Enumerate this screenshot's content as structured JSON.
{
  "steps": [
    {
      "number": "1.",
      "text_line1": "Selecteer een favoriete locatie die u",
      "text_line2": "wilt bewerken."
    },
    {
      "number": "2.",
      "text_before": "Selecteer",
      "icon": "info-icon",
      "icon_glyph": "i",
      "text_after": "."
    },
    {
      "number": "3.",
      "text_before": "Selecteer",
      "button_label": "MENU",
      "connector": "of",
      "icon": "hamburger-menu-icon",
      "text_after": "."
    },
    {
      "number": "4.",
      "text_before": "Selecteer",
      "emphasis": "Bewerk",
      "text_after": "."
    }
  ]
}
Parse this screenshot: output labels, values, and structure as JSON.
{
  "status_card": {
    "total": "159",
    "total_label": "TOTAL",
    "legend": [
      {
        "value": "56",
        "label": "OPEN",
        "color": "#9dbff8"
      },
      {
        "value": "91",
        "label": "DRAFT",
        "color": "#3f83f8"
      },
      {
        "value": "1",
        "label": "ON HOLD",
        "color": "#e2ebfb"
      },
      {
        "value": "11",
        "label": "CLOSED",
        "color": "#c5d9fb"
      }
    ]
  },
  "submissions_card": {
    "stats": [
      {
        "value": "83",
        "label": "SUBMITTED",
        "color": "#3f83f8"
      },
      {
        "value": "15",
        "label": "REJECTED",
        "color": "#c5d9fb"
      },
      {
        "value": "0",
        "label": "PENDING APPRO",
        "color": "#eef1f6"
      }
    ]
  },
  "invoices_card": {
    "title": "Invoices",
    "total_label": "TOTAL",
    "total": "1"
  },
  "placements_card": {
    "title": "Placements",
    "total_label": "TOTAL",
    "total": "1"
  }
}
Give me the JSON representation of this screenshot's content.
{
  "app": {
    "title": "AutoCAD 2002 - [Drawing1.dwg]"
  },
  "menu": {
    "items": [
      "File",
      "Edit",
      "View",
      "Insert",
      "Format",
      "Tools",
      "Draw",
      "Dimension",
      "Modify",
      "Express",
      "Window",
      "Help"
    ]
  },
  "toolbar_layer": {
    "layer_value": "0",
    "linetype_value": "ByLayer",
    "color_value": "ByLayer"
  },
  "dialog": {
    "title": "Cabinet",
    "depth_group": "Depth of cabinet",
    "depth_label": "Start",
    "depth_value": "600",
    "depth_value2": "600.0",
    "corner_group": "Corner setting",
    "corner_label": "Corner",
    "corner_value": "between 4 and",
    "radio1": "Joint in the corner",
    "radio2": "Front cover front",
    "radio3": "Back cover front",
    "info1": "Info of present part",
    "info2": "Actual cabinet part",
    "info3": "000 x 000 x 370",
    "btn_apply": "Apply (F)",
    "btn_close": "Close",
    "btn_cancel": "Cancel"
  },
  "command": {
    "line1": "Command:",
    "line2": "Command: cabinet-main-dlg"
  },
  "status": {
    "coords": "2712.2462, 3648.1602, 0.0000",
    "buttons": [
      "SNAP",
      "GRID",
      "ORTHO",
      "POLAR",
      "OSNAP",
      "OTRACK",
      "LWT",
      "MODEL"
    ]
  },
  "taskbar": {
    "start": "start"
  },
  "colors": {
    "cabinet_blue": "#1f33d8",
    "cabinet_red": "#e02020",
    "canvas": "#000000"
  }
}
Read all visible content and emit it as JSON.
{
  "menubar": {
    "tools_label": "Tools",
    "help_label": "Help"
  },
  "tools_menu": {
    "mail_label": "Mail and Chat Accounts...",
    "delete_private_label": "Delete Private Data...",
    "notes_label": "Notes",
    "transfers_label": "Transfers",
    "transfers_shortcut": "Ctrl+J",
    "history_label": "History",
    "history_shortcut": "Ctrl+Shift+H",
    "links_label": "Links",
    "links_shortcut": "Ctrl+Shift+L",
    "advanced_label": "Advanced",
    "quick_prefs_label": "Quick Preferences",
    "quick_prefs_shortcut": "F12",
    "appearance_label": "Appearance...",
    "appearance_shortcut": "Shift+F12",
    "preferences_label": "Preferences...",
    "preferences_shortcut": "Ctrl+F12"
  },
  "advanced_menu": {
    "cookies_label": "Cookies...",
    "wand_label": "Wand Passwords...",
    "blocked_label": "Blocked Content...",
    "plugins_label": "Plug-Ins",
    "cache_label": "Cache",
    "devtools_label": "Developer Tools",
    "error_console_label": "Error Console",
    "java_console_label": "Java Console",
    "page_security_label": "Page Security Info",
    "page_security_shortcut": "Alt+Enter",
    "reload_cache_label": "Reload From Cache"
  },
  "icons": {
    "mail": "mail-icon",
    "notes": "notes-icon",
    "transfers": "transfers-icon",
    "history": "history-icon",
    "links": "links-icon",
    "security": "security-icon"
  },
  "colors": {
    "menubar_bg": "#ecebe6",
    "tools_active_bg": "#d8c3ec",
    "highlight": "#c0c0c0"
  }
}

══════

→ Problem statement
Send back every record, precisely as written.

→ Result of the task
Enumerate this screenshot's content as structured JSON.
{
  "steps": [
    {
      "number": "1.",
      "text_line1": "Selecteer een favoriete locatie die u",
      "text_line2": "wilt bewerken."
    },
    {
      "number": "2.",
      "text_before": "Selecteer",
      "icon": "info-icon",
      "icon_glyph": "i",
      "text_after": "."
    },
    {
      "number": "3.",
      "text_before": "Selecteer",
      "button_label": "MENU",
      "connector": "of",
      "icon": "hamburger-menu-icon",
      "text_after": "."
    },
    {
      "number": "4.",
      "text_before": "Selecteer",
      "emphasis": "Bewerk",
      "text_after": "."
    }
  ]
}
Parse this screenshot: output labels, values, and structure as JSON.
{
  "status_card": {
    "total": "159",
    "total_label": "TOTAL",
    "legend": [
      {
        "value": "56",
        "label": "OPEN",
        "color": "#9dbff8"
      },
      {
        "value": "91",
        "label": "DRAFT",
        "color": "#3f83f8"
      },
      {
        "value": "1",
        "label": "ON HOLD",
        "color": "#e2ebfb"
      },
      {
        "value": "11",
        "label": "CLOSED",
        "color": "#c5d9fb"
      }
    ]
  },
  "submissions_card": {
    "stats": [
      {
        "value": "83",
        "label": "SUBMITTED",
        "color": "#3f83f8"
      },
      {
        "value": "15",
        "label": "REJECTED",
        "color": "#c5d9fb"
      },
      {
        "value": "0",
        "label": "PENDING APPRO",
        "color": "#eef1f6"
      }
    ]
  },
  "invoices_card": {
    "title": "Invoices",
    "total_label": "TOTAL",
    "total": "1"
  },
  "placements_card": {
    "title": "Placements",
    "total_label": "TOTAL",
    "total": "1"
  }
}
Give me the JSON representation of this screenshot's content.
{
  "app": {
    "title": "AutoCAD 2002 - [Drawing1.dwg]"
  },
  "menu": {
    "items": [
      "File",
      "Edit",
      "View",
      "Insert",
      "Format",
      "Tools",
      "Draw",
      "Dimension",
      "Modify",
      "Express",
      "Window",
      "Help"
    ]
  },
  "toolbar_layer": {
    "layer_value": "0",
    "linetype_value": "ByLayer",
    "color_value": "ByLayer"
  },
  "dialog": {
    "title": "Cabinet",
    "depth_group": "Depth of cabinet",
    "depth_label": "Start",
    "depth_value": "600",
    "depth_value2": "600.0",
    "corner_group": "Corner setting",
    "corner_label": "Corner",
    "corner_value": "between 4 and",
    "radio1": "Joint in the corner",
    "radio2": "Front cover front",
    "radio3": "Back cover front",
    "info1": "Info of present part",
    "info2": "Actual cabinet part",
    "info3": "000 x 000 x 370",
    "btn_apply": "Apply (F)",
    "btn_close": "Close",
    "btn_cancel": "Cancel"
  },
  "command": {
    "line1": "Command:",
    "line2": "Command: cabinet-main-dlg"
  },
  "status": {
    "coords": "2712.2462, 3648.1602, 0.0000",
    "buttons": [
      "SNAP",
      "GRID",
      "ORTHO",
      "POLAR",
      "OSNAP",
      "OTRACK",
      "LWT",
      "MODEL"
    ]
  },
  "taskbar": {
    "start": "start"
  },
  "colors": {
    "cabinet_blue": "#1f33d8",
    "cabinet_red": "#e02020",
    "canvas": "#000000"
  }
}
Read all visible content and emit it as JSON.
{
  "menubar": {
    "tools_label": "Tools",
    "help_label": "Help"
  },
  "tools_menu": {
    "mail_label": "Mail and Chat Accounts...",
    "delete_private_label": "Delete Private Data...",
    "notes_label": "Notes",
    "transfers_label": "Transfers",
    "transfers_shortcut": "Ctrl+J",
    "history_label": "History",
    "history_shortcut": "Ctrl+Shift+H",
    "links_label": "Links",
    "links_shortcut": "Ctrl+Shift+L",
    "advanced_label": "Advanced",
    "quick_prefs_label": "Quick Preferences",
    "quick_prefs_shortcut": "F12",
    "appearance_label": "Appearance...",
    "appearance_shortcut": "Shift+F12",
    "preferences_label": "Preferences...",
    "preferences_shortcut": "Ctrl+F12"
  },
  "advanced_menu": {
    "cookies_label": "Cookies...",
    "wand_label": "Wand Passwords...",
    "blocked_label": "Blocked Content...",
    "plugins_label": "Plug-Ins",
    "cache_label": "Cache",
    "devtools_label": "Developer Tools",
    "error_console_label": "Error Console",
    "java_console_label": "Java Console",
    "page_security_label": "Page Security Info",
    "page_security_shortcut": "Alt+Enter",
    "reload_cache_label": "Reload From Cache"
  },
  "icons": {
    "mail": "mail-icon",
    "notes": "notes-icon",
    "transfers": "transfers-icon",
    "history": "history-icon",
    "links": "links-icon",
    "security": "security-icon"
  },
  "colors": {
    "menubar_bg": "#ecebe6",
    "tools_active_bg": "#d8c3ec",
    "highlight": "#c0c0c0"
  }
}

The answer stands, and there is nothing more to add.